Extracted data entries
*****

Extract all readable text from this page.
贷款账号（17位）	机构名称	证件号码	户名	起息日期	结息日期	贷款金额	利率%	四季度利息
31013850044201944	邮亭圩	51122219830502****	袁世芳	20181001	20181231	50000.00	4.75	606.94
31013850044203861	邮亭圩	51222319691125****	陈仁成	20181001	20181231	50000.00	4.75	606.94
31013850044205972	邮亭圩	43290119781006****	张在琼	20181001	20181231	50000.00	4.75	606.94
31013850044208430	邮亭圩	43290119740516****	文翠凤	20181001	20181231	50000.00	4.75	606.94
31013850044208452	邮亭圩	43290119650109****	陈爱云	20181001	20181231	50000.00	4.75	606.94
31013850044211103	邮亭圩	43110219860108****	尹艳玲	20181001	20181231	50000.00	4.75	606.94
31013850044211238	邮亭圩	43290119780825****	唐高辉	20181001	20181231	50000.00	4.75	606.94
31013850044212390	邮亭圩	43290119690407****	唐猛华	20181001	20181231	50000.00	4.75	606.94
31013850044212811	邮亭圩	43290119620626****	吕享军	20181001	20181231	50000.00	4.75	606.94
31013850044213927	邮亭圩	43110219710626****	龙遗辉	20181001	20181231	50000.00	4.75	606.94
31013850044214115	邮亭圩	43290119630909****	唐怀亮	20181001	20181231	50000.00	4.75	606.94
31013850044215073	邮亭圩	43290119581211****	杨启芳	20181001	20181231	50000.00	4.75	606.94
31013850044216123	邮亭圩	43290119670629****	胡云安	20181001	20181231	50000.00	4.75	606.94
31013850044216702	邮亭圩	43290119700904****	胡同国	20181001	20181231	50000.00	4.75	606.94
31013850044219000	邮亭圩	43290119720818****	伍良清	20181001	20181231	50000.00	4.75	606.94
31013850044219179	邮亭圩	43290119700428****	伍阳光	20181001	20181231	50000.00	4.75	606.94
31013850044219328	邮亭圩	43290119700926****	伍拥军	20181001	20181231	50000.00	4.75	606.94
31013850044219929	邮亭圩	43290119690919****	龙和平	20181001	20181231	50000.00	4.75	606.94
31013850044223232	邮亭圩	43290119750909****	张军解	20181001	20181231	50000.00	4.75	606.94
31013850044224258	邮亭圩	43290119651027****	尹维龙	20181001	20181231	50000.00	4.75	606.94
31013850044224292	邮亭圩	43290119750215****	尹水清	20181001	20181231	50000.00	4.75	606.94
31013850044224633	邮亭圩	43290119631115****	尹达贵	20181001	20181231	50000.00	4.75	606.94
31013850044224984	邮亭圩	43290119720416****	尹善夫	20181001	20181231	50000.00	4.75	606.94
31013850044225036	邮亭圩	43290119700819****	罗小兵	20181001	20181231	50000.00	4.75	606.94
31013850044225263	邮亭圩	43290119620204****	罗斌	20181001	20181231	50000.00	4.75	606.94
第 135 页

*****

▸ WHAT THE EXERCISE ASKS
Reproduce each entry word for word.

▸ CORRECT OUTPUT
Extract all readable text from this page.
贷款账号（17位）	机构名称	证件号码	户名	起息日期	结息日期	贷款金额	利率%	四季度利息
31013850044201944	邮亭圩	51122219830502****	袁世芳	20181001	20181231	50000.00	4.75	606.94
31013850044203861	邮亭圩	51222319691125****	陈仁成	20181001	20181231	50000.00	4.75	606.94
31013850044205972	邮亭圩	43290119781006****	张在琼	20181001	20181231	50000.00	4.75	606.94
31013850044208430	邮亭圩	43290119740516****	文翠凤	20181001	20181231	50000.00	4.75	606.94
31013850044208452	邮亭圩	43290119650109****	陈爱云	20181001	20181231	50000.00	4.75	606.94
31013850044211103	邮亭圩	43110219860108****	尹艳玲	20181001	20181231	50000.00	4.75	606.94
31013850044211238	邮亭圩	43290119780825****	唐高辉	20181001	20181231	50000.00	4.75	606.94
31013850044212390	邮亭圩	43290119690407****	唐猛华	20181001	20181231	50000.00	4.75	606.94
31013850044212811	邮亭圩	43290119620626****	吕享军	20181001	20181231	50000.00	4.75	606.94
31013850044213927	邮亭圩	43110219710626****	龙遗辉	20181001	20181231	50000.00	4.75	606.94
31013850044214115	邮亭圩	43290119630909****	唐怀亮	20181001	20181231	50000.00	4.75	606.94
31013850044215073	邮亭圩	43290119581211****	杨启芳	20181001	20181231	50000.00	4.75	606.94
31013850044216123	邮亭圩	43290119670629****	胡云安	20181001	20181231	50000.00	4.75	606.94
31013850044216702	邮亭圩	43290119700904****	胡同国	20181001	20181231	50000.00	4.75	606.94
31013850044219000	邮亭圩	43290119720818****	伍良清	20181001	20181231	50000.00	4.75	606.94
31013850044219179	邮亭圩	43290119700428****	伍阳光	20181001	20181231	50000.00	4.75	606.94
31013850044219328	邮亭圩	43290119700926****	伍拥军	20181001	20181231	50000.00	4.75	606.94
31013850044219929	邮亭圩	43290119690919****	龙和平	20181001	20181231	50000.00	4.75	606.94
31013850044223232	邮亭圩	43290119750909****	张军解	20181001	20181231	50000.00	4.75	606.94
31013850044224258	邮亭圩	43290119651027****	尹维龙	20181001	20181231	50000.00	4.75	606.94
31013850044224292	邮亭圩	43290119750215****	尹水清	20181001	20181231	50000.00	4.75	606.94
31013850044224633	邮亭圩	43290119631115****	尹达贵	20181001	20181231	50000.00	4.75	606.94
31013850044224984	邮亭圩	43290119720416****	尹善夫	20181001	20181231	50000.00	4.75	606.94
31013850044225036	邮亭圩	43290119700819****	罗小兵	20181001	20181231	50000.00	4.75	606.94
31013850044225263	邮亭圩	43290119620204****	罗斌	20181001	20181231	50000.00	4.75	606.94
第 135 页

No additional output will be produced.